Identify all lines of the data containing the string "ABCDEF" and copy them.

# start of GIVEN RECORDS

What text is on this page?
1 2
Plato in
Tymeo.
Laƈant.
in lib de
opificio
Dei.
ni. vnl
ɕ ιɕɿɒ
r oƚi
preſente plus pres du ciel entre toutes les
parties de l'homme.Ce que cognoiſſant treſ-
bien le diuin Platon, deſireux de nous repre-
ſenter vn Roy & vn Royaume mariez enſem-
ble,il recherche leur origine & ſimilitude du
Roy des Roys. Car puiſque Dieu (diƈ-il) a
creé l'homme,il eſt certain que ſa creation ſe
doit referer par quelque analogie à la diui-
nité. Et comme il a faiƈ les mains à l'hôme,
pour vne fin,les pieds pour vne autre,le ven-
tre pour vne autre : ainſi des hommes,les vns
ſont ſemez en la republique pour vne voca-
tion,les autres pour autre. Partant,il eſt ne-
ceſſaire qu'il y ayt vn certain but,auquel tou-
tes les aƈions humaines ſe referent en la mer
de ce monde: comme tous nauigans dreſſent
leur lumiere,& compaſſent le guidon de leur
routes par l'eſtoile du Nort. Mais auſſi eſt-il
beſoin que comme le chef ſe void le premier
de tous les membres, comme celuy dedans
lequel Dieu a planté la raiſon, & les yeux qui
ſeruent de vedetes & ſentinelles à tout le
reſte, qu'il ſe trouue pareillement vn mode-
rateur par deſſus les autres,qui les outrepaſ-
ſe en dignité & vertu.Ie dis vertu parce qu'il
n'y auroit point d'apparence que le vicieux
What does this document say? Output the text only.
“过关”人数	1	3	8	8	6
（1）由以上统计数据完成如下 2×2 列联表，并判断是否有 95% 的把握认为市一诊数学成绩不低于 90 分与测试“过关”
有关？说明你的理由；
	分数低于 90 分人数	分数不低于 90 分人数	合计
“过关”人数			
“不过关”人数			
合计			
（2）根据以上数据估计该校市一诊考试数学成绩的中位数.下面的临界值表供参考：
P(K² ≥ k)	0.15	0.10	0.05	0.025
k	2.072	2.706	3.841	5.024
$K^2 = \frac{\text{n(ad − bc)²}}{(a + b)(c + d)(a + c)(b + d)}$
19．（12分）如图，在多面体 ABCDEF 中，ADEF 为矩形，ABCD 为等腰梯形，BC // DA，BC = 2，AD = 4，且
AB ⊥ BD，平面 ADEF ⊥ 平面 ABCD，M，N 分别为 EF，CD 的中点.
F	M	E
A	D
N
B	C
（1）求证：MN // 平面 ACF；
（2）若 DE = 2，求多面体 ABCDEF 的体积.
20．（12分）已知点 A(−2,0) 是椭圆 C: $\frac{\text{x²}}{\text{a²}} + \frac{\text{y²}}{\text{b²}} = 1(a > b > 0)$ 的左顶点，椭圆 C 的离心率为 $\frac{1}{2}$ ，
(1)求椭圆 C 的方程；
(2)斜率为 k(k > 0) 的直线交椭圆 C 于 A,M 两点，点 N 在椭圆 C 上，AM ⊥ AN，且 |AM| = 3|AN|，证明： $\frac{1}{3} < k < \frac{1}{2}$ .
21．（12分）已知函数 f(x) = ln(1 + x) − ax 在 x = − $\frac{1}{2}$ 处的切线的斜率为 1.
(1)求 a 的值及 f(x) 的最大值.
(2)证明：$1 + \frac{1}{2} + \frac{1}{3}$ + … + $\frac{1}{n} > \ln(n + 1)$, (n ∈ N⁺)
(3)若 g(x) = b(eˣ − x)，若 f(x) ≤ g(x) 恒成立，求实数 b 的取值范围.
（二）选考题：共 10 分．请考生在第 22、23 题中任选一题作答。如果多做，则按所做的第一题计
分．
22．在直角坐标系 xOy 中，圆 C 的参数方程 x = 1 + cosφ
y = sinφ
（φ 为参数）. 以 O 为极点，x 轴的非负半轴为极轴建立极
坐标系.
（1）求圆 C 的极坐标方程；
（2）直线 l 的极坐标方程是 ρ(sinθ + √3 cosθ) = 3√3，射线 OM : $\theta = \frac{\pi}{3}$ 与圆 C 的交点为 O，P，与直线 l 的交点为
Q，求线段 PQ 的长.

# end of GIVEN RECORDS
# start of GIVEN RECORDS

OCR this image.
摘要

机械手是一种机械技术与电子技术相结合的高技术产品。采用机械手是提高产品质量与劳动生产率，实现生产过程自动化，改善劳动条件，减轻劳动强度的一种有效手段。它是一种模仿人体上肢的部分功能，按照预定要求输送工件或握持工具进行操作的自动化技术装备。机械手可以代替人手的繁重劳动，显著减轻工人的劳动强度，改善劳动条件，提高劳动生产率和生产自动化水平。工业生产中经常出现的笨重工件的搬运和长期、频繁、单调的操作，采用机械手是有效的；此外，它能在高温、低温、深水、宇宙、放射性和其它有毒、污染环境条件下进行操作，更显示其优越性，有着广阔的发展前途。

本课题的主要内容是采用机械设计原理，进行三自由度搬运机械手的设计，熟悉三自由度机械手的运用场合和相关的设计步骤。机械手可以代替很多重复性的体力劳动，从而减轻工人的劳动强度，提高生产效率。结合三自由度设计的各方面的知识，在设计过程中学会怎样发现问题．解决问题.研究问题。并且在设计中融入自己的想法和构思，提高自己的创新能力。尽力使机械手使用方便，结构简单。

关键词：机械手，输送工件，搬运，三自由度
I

# end of GIVEN RECORDS
# start of GIVEN RECORDS

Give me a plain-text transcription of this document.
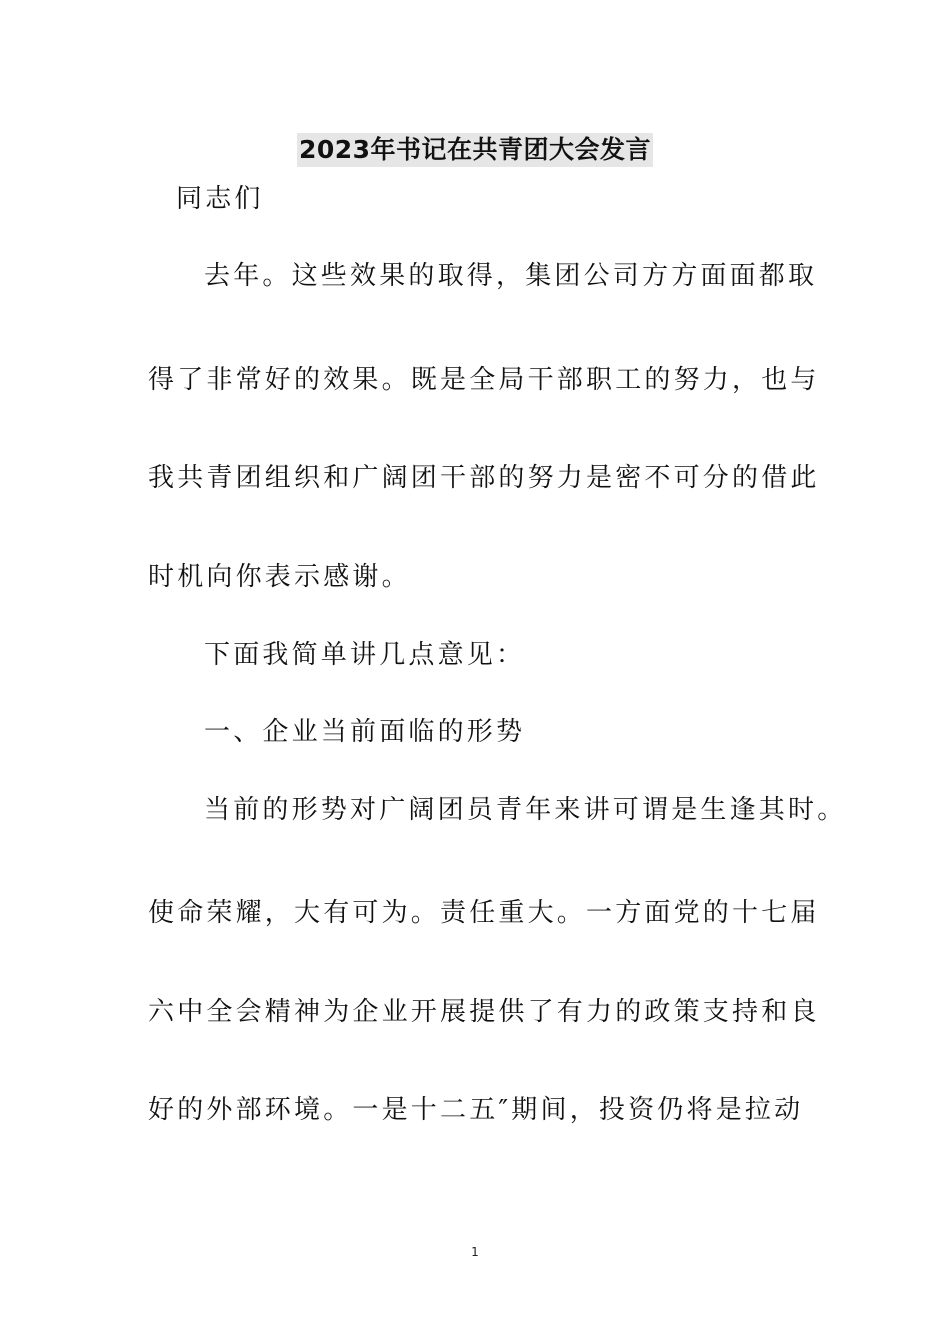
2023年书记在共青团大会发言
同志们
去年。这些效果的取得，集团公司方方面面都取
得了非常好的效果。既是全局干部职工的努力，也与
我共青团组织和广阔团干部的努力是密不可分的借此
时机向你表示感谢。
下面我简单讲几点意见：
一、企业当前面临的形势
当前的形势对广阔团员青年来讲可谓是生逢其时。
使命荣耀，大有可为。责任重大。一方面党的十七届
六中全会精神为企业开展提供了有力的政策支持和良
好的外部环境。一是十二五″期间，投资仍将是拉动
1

# end of GIVEN RECORDS

*RESULT FOR THIS EXERCISE*
19．（12分）如图，在多面体 ABCDEF 中，ADEF 为矩形，ABCD 为等腰梯形，BC // DA，BC = 2，AD = 4，且
（2）若 DE = 2，求多面体 ABCDEF 的体积.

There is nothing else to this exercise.